## Description of the task:
Copy every line that contains the string "this" from the entries below.

——————

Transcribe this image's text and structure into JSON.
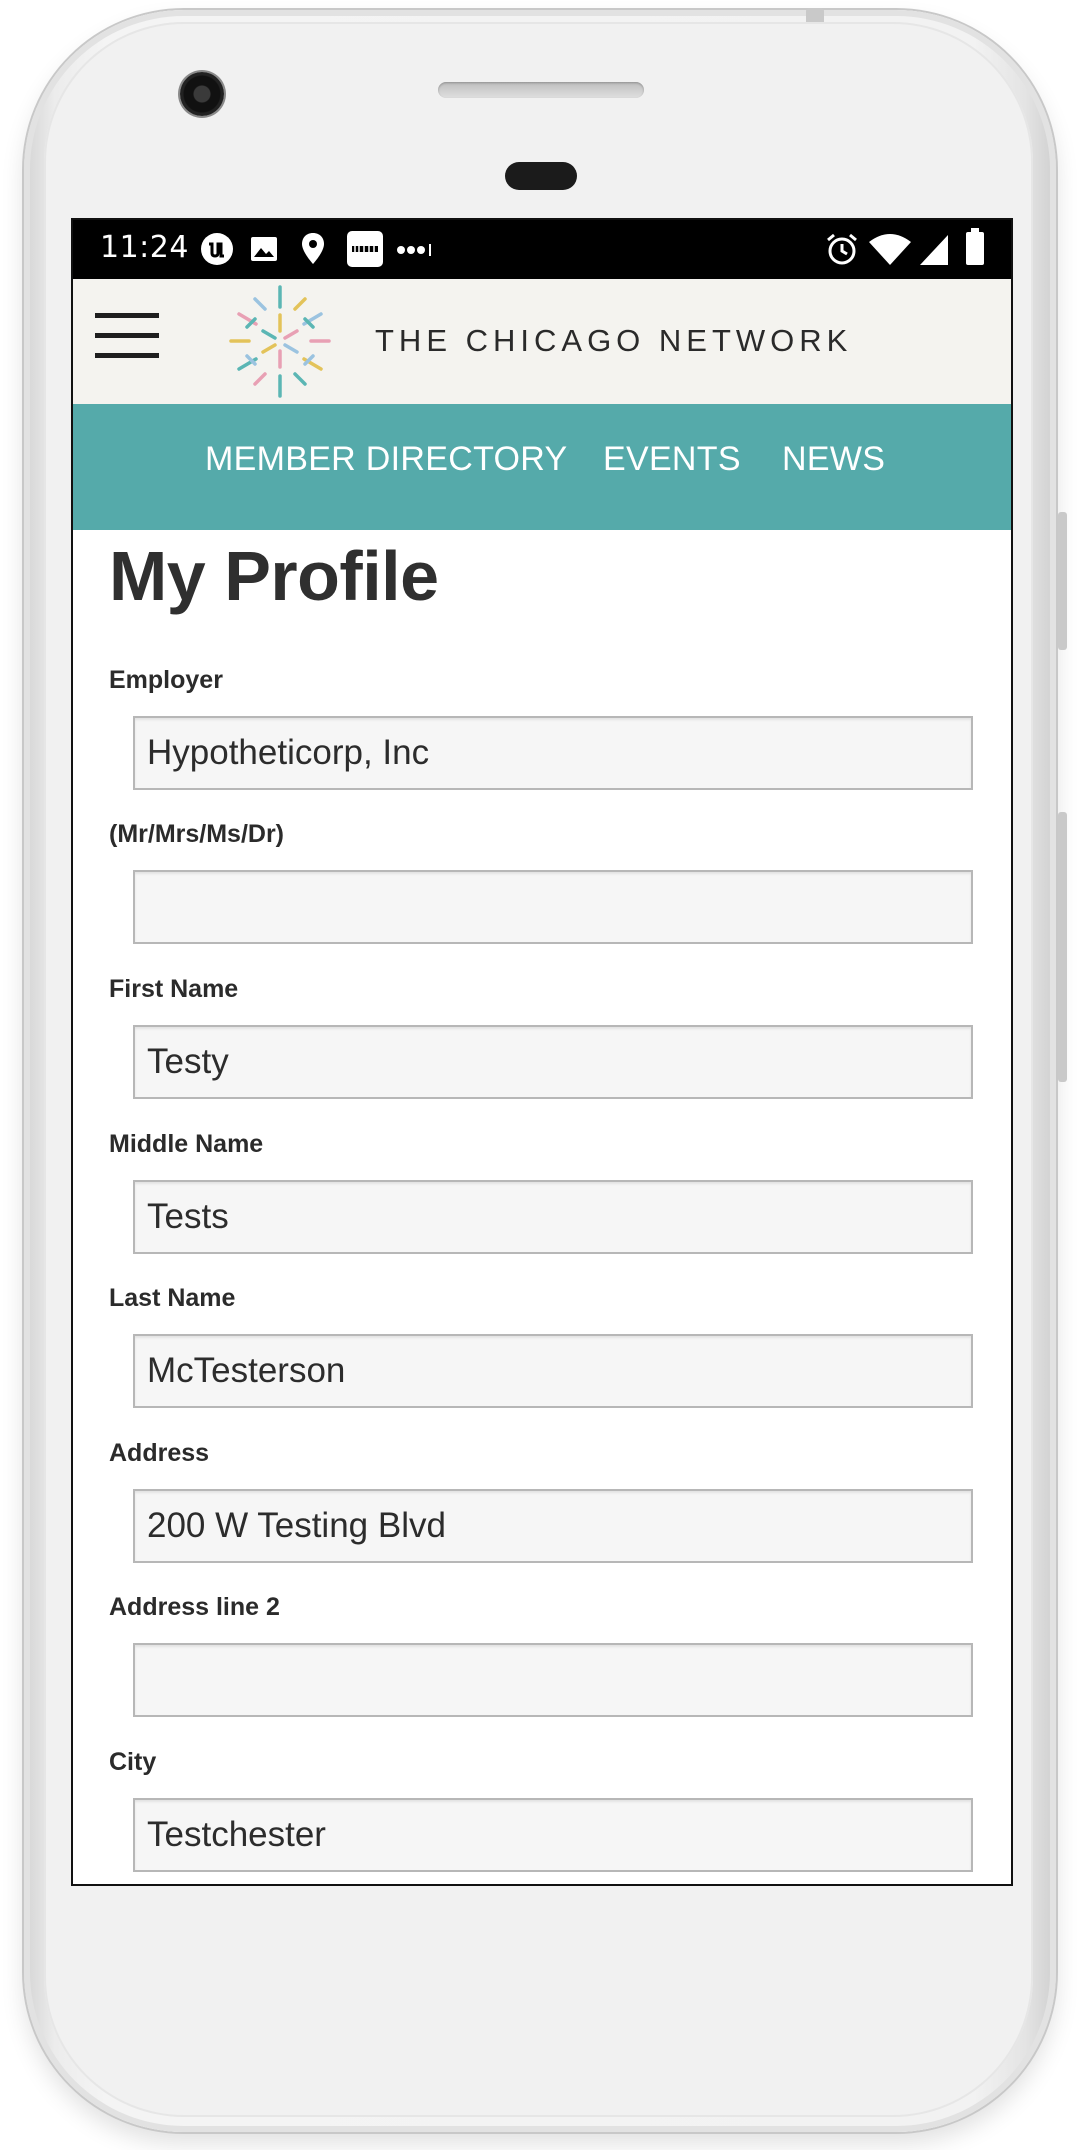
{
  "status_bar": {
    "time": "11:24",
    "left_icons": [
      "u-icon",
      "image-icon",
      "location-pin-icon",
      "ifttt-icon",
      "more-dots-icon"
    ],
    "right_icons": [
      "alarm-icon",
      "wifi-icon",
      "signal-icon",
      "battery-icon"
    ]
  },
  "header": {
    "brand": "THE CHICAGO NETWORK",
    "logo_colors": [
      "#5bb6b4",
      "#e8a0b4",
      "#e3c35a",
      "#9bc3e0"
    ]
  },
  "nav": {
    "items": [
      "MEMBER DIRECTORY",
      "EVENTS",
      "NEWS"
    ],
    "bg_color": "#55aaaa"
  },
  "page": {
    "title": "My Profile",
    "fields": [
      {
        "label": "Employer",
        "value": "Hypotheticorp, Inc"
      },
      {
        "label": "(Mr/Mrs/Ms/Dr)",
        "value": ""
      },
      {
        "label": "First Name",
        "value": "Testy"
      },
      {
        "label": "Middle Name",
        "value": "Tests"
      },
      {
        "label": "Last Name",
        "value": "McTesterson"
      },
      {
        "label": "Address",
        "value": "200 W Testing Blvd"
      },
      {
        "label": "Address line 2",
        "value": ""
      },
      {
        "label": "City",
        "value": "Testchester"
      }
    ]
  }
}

——————

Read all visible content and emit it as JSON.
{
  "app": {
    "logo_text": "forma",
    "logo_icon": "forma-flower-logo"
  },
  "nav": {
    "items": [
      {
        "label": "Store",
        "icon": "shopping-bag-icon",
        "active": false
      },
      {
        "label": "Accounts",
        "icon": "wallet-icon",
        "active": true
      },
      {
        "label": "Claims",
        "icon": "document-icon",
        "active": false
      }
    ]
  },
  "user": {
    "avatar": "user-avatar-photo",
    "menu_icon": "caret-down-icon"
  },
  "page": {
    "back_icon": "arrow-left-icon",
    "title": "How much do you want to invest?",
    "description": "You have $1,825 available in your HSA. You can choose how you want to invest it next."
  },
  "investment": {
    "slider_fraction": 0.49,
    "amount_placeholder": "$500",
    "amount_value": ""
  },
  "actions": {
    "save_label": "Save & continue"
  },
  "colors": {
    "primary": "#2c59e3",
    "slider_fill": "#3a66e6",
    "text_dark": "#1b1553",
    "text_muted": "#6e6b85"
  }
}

——————

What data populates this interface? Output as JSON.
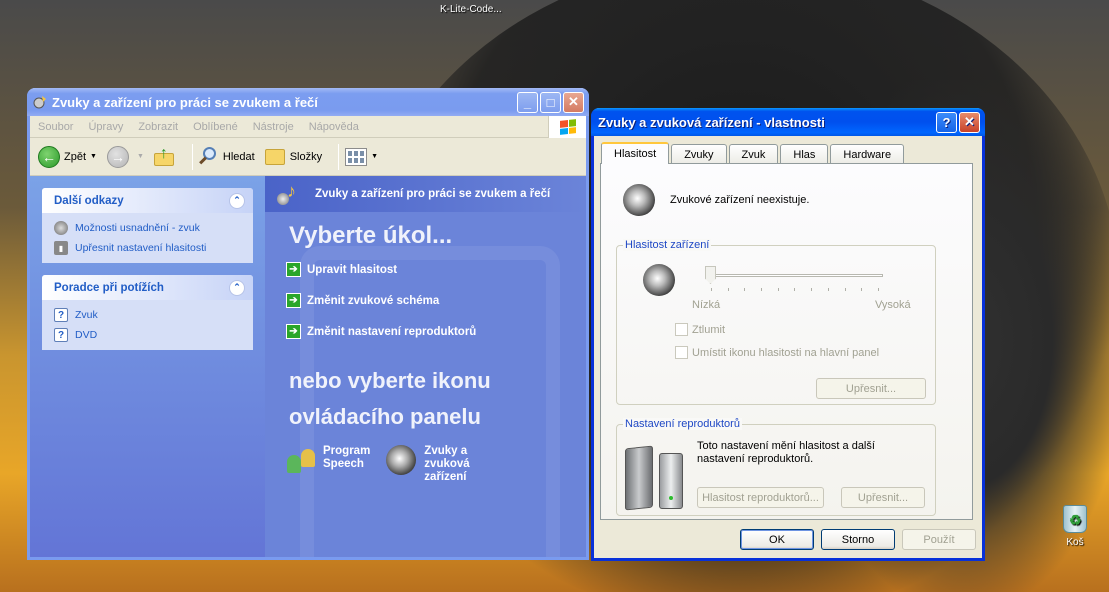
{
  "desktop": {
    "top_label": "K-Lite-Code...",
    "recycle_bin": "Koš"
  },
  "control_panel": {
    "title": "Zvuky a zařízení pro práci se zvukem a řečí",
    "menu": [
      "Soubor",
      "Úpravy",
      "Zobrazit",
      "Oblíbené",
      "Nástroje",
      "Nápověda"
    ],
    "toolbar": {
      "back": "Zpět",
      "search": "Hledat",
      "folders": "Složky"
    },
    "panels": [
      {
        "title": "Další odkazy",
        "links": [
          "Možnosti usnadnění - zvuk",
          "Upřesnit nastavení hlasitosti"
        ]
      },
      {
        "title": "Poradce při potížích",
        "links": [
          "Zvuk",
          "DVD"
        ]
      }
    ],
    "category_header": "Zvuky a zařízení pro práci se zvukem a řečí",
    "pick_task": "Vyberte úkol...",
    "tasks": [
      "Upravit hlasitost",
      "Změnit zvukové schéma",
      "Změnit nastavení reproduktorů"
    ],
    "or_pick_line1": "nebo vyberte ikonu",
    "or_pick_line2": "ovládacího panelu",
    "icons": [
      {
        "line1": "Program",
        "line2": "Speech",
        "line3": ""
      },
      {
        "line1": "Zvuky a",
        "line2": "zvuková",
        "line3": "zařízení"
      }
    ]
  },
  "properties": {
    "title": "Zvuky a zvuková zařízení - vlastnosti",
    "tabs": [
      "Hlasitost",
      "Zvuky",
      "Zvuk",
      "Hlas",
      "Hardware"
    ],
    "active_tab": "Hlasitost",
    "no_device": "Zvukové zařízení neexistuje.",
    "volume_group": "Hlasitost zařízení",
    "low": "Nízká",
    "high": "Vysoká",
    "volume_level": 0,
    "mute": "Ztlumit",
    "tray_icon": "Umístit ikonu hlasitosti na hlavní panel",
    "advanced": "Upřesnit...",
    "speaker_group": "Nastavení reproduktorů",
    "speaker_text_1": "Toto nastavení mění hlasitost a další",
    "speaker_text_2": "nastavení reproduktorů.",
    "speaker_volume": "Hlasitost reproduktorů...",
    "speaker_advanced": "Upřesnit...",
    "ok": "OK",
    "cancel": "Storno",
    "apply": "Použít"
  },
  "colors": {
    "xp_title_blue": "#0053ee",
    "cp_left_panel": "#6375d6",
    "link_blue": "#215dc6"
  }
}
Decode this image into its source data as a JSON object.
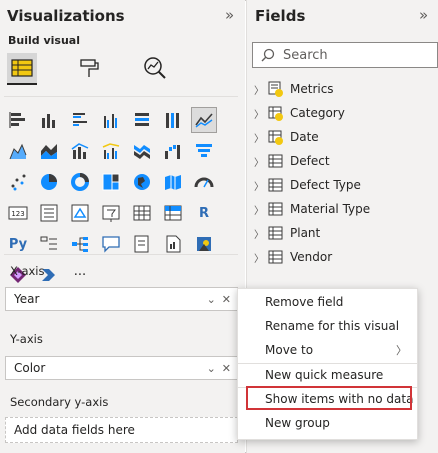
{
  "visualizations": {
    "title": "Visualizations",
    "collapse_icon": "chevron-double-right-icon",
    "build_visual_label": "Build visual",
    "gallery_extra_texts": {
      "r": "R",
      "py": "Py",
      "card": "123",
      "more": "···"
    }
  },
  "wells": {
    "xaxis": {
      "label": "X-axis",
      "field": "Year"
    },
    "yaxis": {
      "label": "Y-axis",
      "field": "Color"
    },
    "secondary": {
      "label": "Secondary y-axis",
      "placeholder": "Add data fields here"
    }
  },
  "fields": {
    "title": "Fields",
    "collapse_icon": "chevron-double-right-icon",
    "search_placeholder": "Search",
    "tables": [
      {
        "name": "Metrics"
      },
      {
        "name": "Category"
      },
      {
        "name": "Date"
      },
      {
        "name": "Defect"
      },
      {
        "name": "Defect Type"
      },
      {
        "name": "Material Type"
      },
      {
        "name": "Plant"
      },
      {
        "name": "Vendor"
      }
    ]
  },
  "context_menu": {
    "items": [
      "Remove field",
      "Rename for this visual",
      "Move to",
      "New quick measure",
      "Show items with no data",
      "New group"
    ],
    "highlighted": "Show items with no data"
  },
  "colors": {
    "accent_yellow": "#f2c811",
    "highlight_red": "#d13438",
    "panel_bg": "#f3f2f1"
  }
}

——————

## Reply:
Transcribe this image's text and structure into JSON.
What data populates this interface? Output as JSON.
Decode this image into its source data as a JSON object.
      "Rename for this visual",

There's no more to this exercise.